#### SUPPLIED TEXT
::::::::
Skip to content

Monitoring

Redshift Spectra provides comprehensive monitoring through AWS CloudWatch, X-Ray, and custom metrics.

Architecture

flowchart TB
    subgraph Lambdas["Lambda Functions"]
        API[API Handler]
        WORKER[Worker]
        AUTH[Authorizer]
    end

    subgraph CloudWatch["CloudWatch"]
        LOGS[Log Groups]
        METRICS[Metrics]
        ALARMS[Alarms]
        DASH[Dashboard]
    end

    subgraph XRay["X-Ray"]
        TRACES[Traces]
        MAP[Service Map]
    end

    subgraph Alerts["Alerting"]
        SNS[SNS Topic]
        EMAIL[Email]
        SLACK[Slack]
    end

    Lambdas -->|Logs| LOGS
    Lambdas -->|Metrics| METRICS
    Lambdas -->|Traces| XRay

    METRICS --> ALARMS
    ALARMS --> SNS
    SNS --> EMAIL
    SNS --> SLACK

    LOGS --> DASH
    METRICS --> DASH

CloudWatch Logs

Log Groups

Each Lambda function has its own log group:

Log Group Description
/aws/lambda/spectra-api-handler API request processing
/aws/lambda/spectra-worker Async job execution
/aws/lambda/spectra-authorizer Authorization requests

Structured Logging

Spectra uses AWS Lambda Powertools for structured JSON logging:

{
  "level": "INFO",
  "message": "Query submitted",
  "timestamp": "2026-01-29T10:00:00.000Z",
  "service": "spectra",
  "cold_start": false,
  "function_name": "spectra-api-handler",
  "function_memory_size": 512,
  "function_request_id": "abc-123",
  "correlation_id": "req-xyz",
  "tenant_id": "tenant-123",
  "job_id": "job-abc",
  "query_type": "SELECT"
::::::::
Excerpt from a dataset
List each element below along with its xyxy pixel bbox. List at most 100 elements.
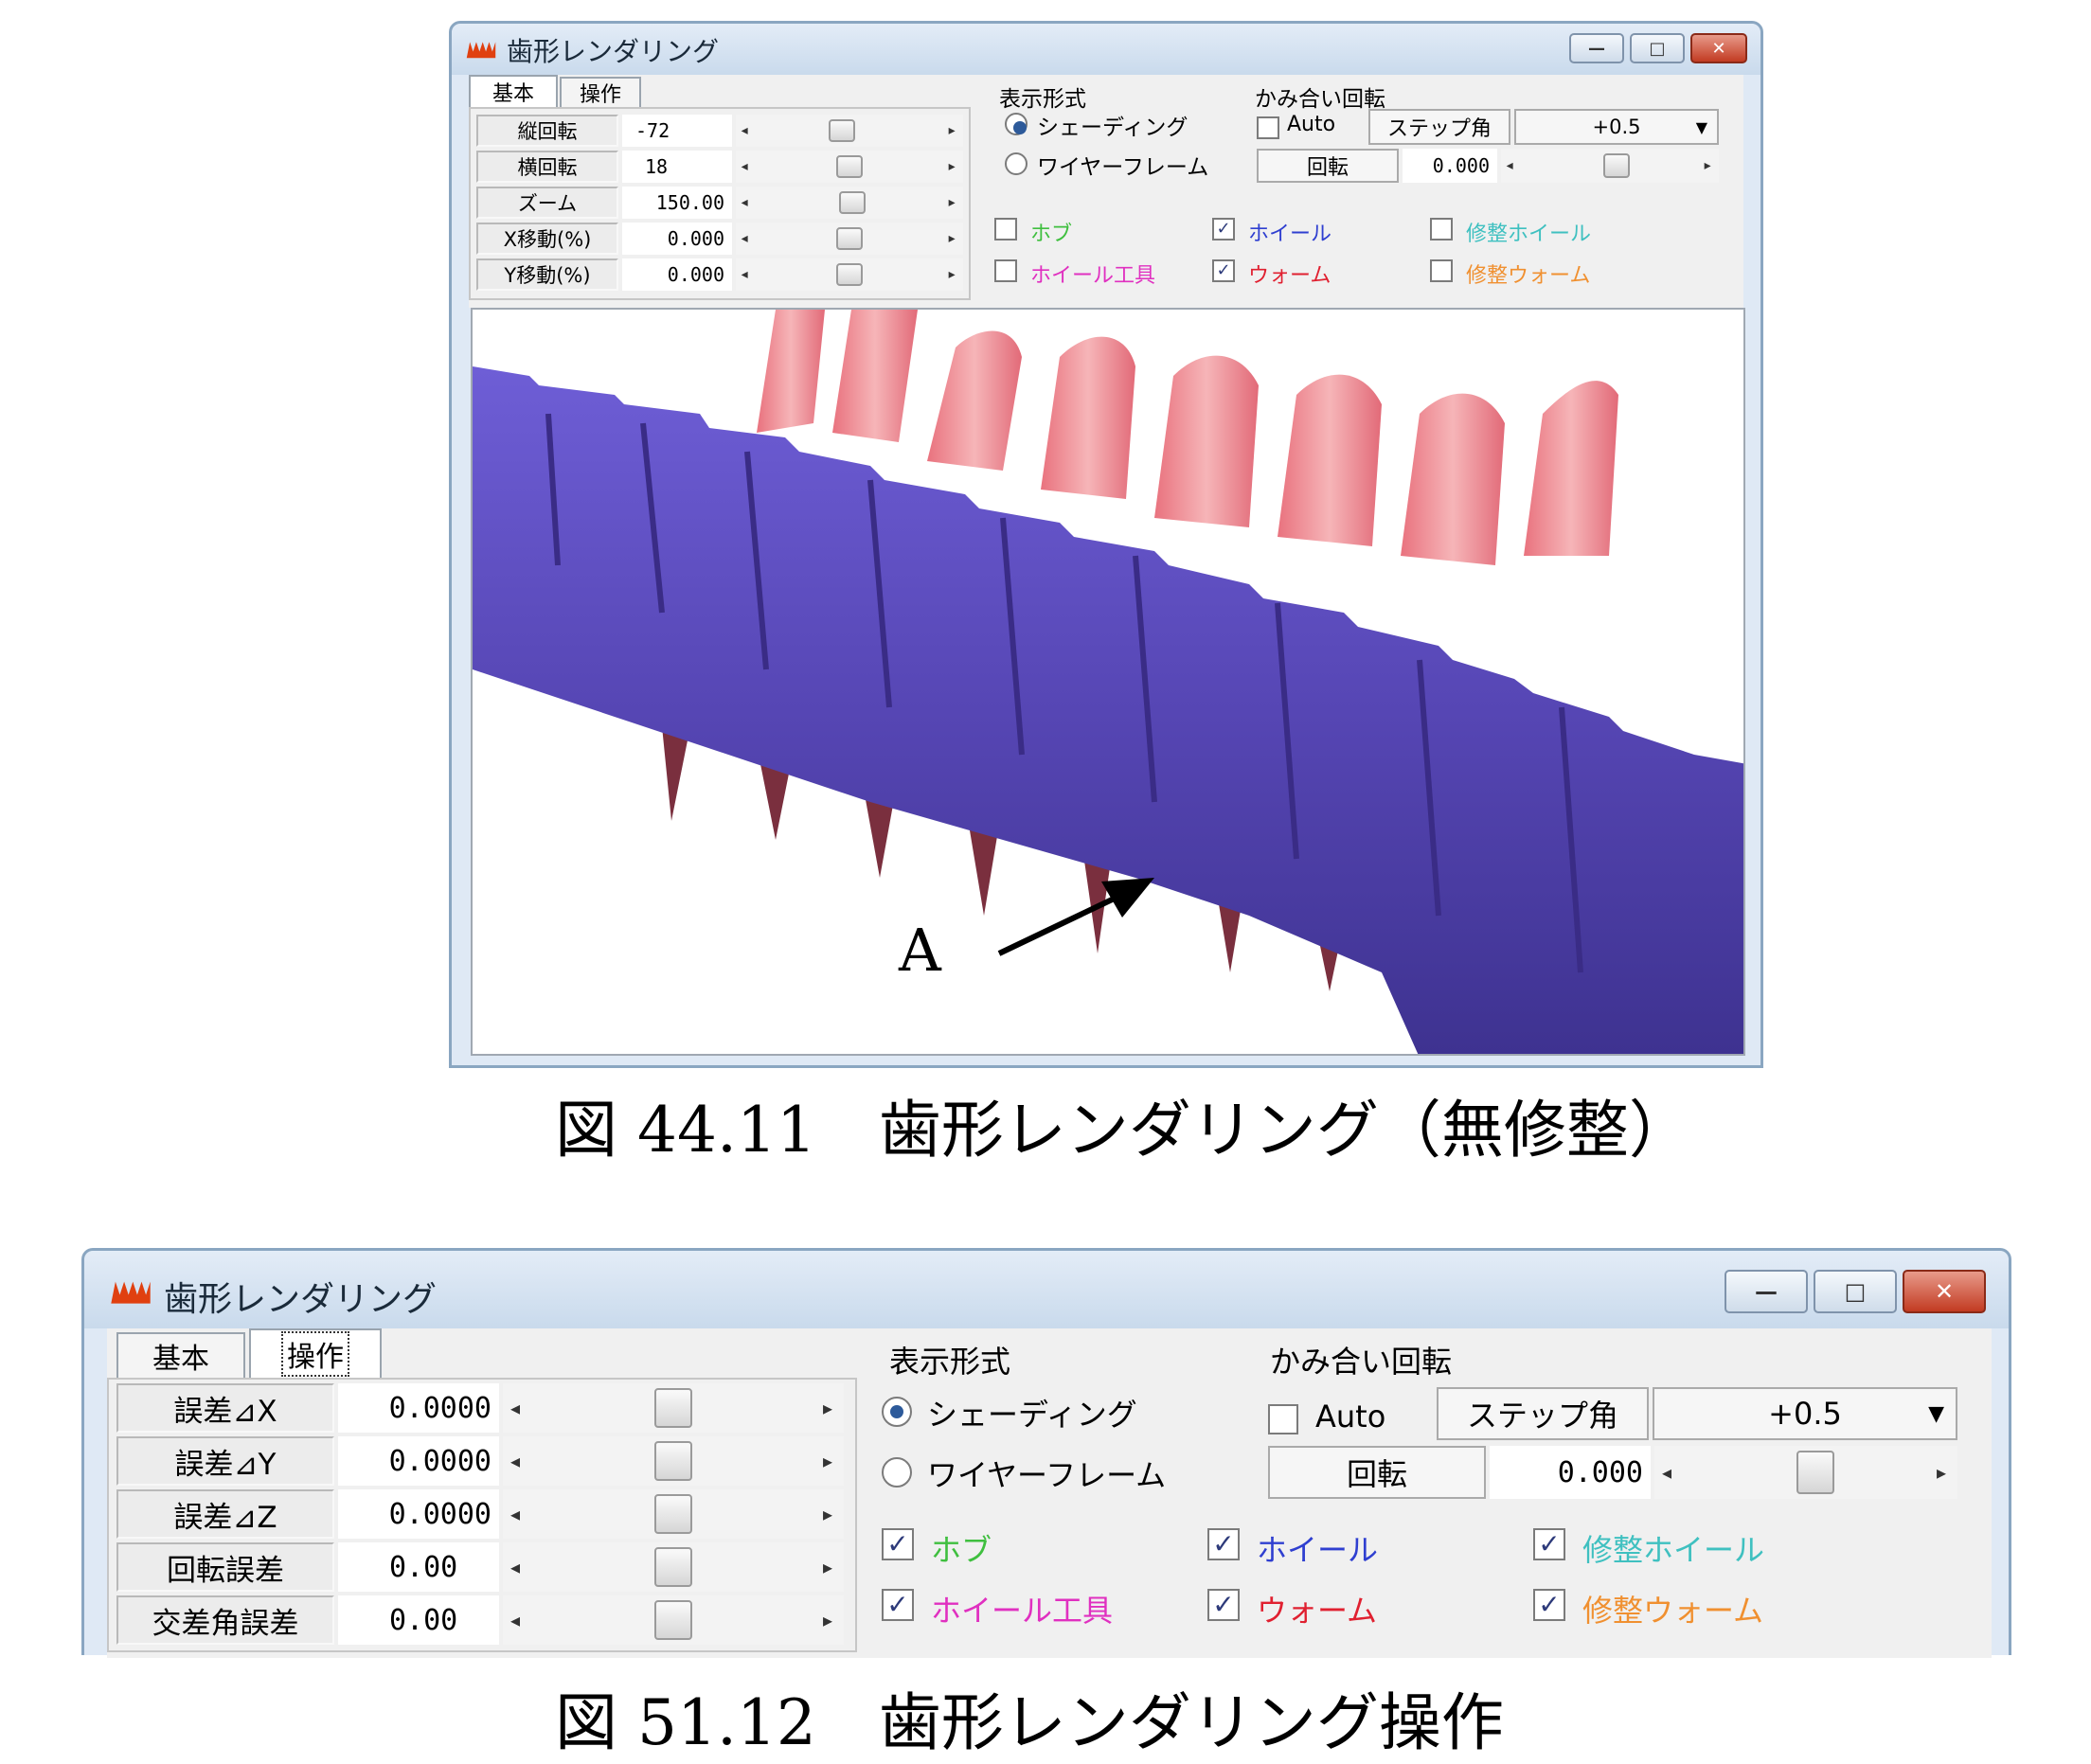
- row-value-input[interactable]: 0.0000: [338, 1489, 499, 1539]
- maximize-button[interactable]: □: [1814, 1270, 1897, 1313]
- row-value-input[interactable]: 0.000: [622, 223, 732, 255]
- arrow-right-icon[interactable]: ▸: [823, 1397, 832, 1419]
- checkbox[interactable]: [1430, 259, 1453, 282]
- radio-shading-label[interactable]: シェーディング: [927, 1391, 1137, 1434]
- slider-thumb[interactable]: [654, 1441, 692, 1481]
- radio-wireframe-label[interactable]: ワイヤーフレーム: [927, 1452, 1166, 1495]
- arrow-right-icon[interactable]: ▸: [823, 1450, 832, 1472]
- tab-operation[interactable]: 操作: [249, 1328, 382, 1378]
- checkbox[interactable]: ✓: [1212, 259, 1235, 282]
- arrow-right-icon[interactable]: ▸: [949, 123, 956, 138]
- checkbox[interactable]: ✓: [882, 1528, 914, 1560]
- rotate-slider[interactable]: ◂ ▸: [1654, 1446, 1957, 1499]
- radio-shading-label[interactable]: シェーディング: [1037, 109, 1188, 141]
- row-value-input[interactable]: 0.00: [338, 1542, 499, 1592]
- radio-wireframe[interactable]: [882, 1457, 912, 1488]
- title-bar[interactable]: 歯形レンダリング — □ ✕: [452, 24, 1760, 75]
- arrow-right-icon[interactable]: ▸: [823, 1556, 832, 1578]
- radio-shading[interactable]: [1005, 113, 1028, 135]
- arrow-left-icon[interactable]: ◂: [510, 1397, 520, 1419]
- checkbox-label[interactable]: ホイール: [1257, 1526, 1378, 1570]
- title-bar[interactable]: 歯形レンダリング — □ ✕: [84, 1251, 2009, 1328]
- checkbox-item[interactable]: ✓ ホイール: [1212, 208, 1430, 250]
- close-button[interactable]: ✕: [1903, 1270, 1986, 1313]
- checkbox[interactable]: [994, 259, 1017, 282]
- row-value-input[interactable]: 0.0000: [338, 1383, 499, 1433]
- radio-wireframe-label[interactable]: ワイヤーフレーム: [1037, 149, 1208, 181]
- arrow-left-icon[interactable]: ◂: [1507, 158, 1513, 173]
- row-slider[interactable]: ◂ ▸: [736, 258, 963, 291]
- arrow-right-icon[interactable]: ▸: [949, 195, 956, 210]
- checkbox-label[interactable]: ホイール: [1248, 217, 1331, 247]
- step-angle-select[interactable]: +0.5 ▼: [1514, 109, 1719, 145]
- arrow-left-icon[interactable]: ◂: [742, 195, 748, 210]
- slider-thumb[interactable]: [654, 1547, 692, 1587]
- arrow-left-icon[interactable]: ◂: [742, 231, 748, 246]
- tab-basic[interactable]: 基本: [469, 75, 558, 107]
- checkbox-label[interactable]: ウォーム: [1248, 258, 1331, 289]
- row-value-input[interactable]: 0.000: [622, 258, 732, 291]
- checkbox[interactable]: ✓: [1207, 1528, 1240, 1560]
- arrow-left-icon[interactable]: ◂: [510, 1450, 520, 1472]
- checkbox-label[interactable]: 修整ホイール: [1582, 1526, 1764, 1570]
- maximize-button[interactable]: □: [1630, 33, 1685, 63]
- arrow-right-icon[interactable]: ▸: [1705, 158, 1711, 173]
- checkbox-label[interactable]: ホイール工具: [1030, 258, 1155, 289]
- row-slider[interactable]: ◂ ▸: [503, 1489, 844, 1539]
- tab-operation[interactable]: 操作: [560, 77, 641, 107]
- auto-checkbox[interactable]: [1257, 116, 1279, 139]
- slider-thumb[interactable]: [654, 1494, 692, 1534]
- row-slider[interactable]: ◂ ▸: [503, 1436, 844, 1486]
- checkbox-label[interactable]: ホブ: [1030, 217, 1072, 247]
- radio-wireframe[interactable]: [1005, 152, 1028, 175]
- row-slider[interactable]: ◂ ▸: [736, 223, 963, 255]
- slider-thumb[interactable]: [654, 1600, 692, 1640]
- checkbox-item[interactable]: ✓ ホイール工具: [882, 1575, 1207, 1635]
- checkbox[interactable]: ✓: [1212, 218, 1235, 241]
- checkbox-item[interactable]: ✓ ホイール: [1207, 1514, 1533, 1575]
- minimize-button[interactable]: —: [1725, 1270, 1808, 1313]
- arrow-right-icon[interactable]: ▸: [949, 231, 956, 246]
- arrow-left-icon[interactable]: ◂: [510, 1503, 520, 1525]
- checkbox[interactable]: ✓: [882, 1589, 914, 1621]
- checkbox-label[interactable]: ホイール工具: [931, 1587, 1113, 1630]
- arrow-left-icon[interactable]: ◂: [742, 267, 748, 282]
- slider-thumb[interactable]: [1603, 153, 1630, 178]
- checkbox-item[interactable]: ホブ: [994, 208, 1212, 250]
- row-slider[interactable]: ◂ ▸: [736, 187, 963, 219]
- row-value-input[interactable]: -72: [622, 115, 732, 147]
- slider-thumb[interactable]: [836, 227, 863, 250]
- checkbox-item[interactable]: ホイール工具: [994, 250, 1212, 292]
- arrow-right-icon[interactable]: ▸: [823, 1609, 832, 1631]
- row-slider[interactable]: ◂ ▸: [736, 151, 963, 183]
- slider-thumb[interactable]: [654, 1388, 692, 1428]
- auto-checkbox[interactable]: [1268, 1404, 1298, 1434]
- slider-thumb[interactable]: [829, 119, 856, 142]
- tab-basic[interactable]: 基本: [116, 1332, 245, 1378]
- row-value-input[interactable]: 150.00: [622, 187, 732, 219]
- minimize-button[interactable]: —: [1569, 33, 1624, 63]
- rotate-value-input[interactable]: 0.000: [1403, 149, 1497, 183]
- arrow-left-icon[interactable]: ◂: [510, 1556, 520, 1578]
- arrow-left-icon[interactable]: ◂: [742, 159, 748, 174]
- checkbox-label[interactable]: ウォーム: [1257, 1587, 1377, 1630]
- slider-thumb[interactable]: [1796, 1451, 1834, 1494]
- checkbox-item[interactable]: ✓ ウォーム: [1207, 1575, 1533, 1635]
- slider-thumb[interactable]: [836, 263, 863, 286]
- checkbox-item[interactable]: ✓ ウォーム: [1212, 250, 1430, 292]
- checkbox-item[interactable]: ✓ 修整ウォーム: [1533, 1575, 1859, 1635]
- arrow-left-icon[interactable]: ◂: [742, 123, 748, 138]
- checkbox[interactable]: [1430, 218, 1453, 241]
- arrow-right-icon[interactable]: ▸: [1937, 1461, 1946, 1484]
- arrow-left-icon[interactable]: ◂: [510, 1609, 520, 1631]
- arrow-right-icon[interactable]: ▸: [823, 1503, 832, 1525]
- checkbox[interactable]: ✓: [1533, 1528, 1565, 1560]
- checkbox-item[interactable]: ✓ 修整ホイール: [1533, 1514, 1859, 1575]
- checkbox-label[interactable]: 修整ウォーム: [1466, 258, 1590, 289]
- row-slider[interactable]: ◂ ▸: [736, 115, 963, 147]
- row-value-input[interactable]: 0.0000: [338, 1436, 499, 1486]
- step-angle-select[interactable]: +0.5 ▼: [1653, 1387, 1957, 1440]
- close-button[interactable]: ✕: [1690, 33, 1747, 63]
- row-value-input[interactable]: 18: [622, 151, 732, 183]
- checkbox-item[interactable]: 修整ホイール: [1430, 208, 1648, 250]
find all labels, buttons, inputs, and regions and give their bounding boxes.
::::::::
#### GIVEN PROBLEM 1
Answer these questions about the monitoring page:
(a) Through what does Redshift Spectra provide comprehensive monitoring?
(b) Which log group belongs to async job execution?
(c) What does Spectra use for structured JSON logging?
#### GIVEN PROBLEM 2
In the entries, what are the lines between the one holding "- row-value-input[interactable]: 0.0000: [338, 1489, 499, 1539]" and the one holding "1391, 1137, 1434]", inclusive? Repeat them verbatim.

#### TASK OUTPUT 1
(a) AWS CloudWatch, X-Ray, and custom metrics.
(b) /aws/lambda/spectra-worker
(c) AWS Lambda Powertools.

#### TASK OUTPUT 2
- row-value-input[interactable]: 0.0000: [338, 1489, 499, 1539]
- maximize-button[interactable]: □: [1814, 1270, 1897, 1313]
- row-value-input[interactable]: 0.000: [622, 223, 732, 255]
- arrow-right-icon[interactable]: ▸: [823, 1397, 832, 1419]
- checkbox[interactable]: [1430, 259, 1453, 282]
- radio-shading-label[interactable]: シェーディング: [927, 1391, 1137, 1434]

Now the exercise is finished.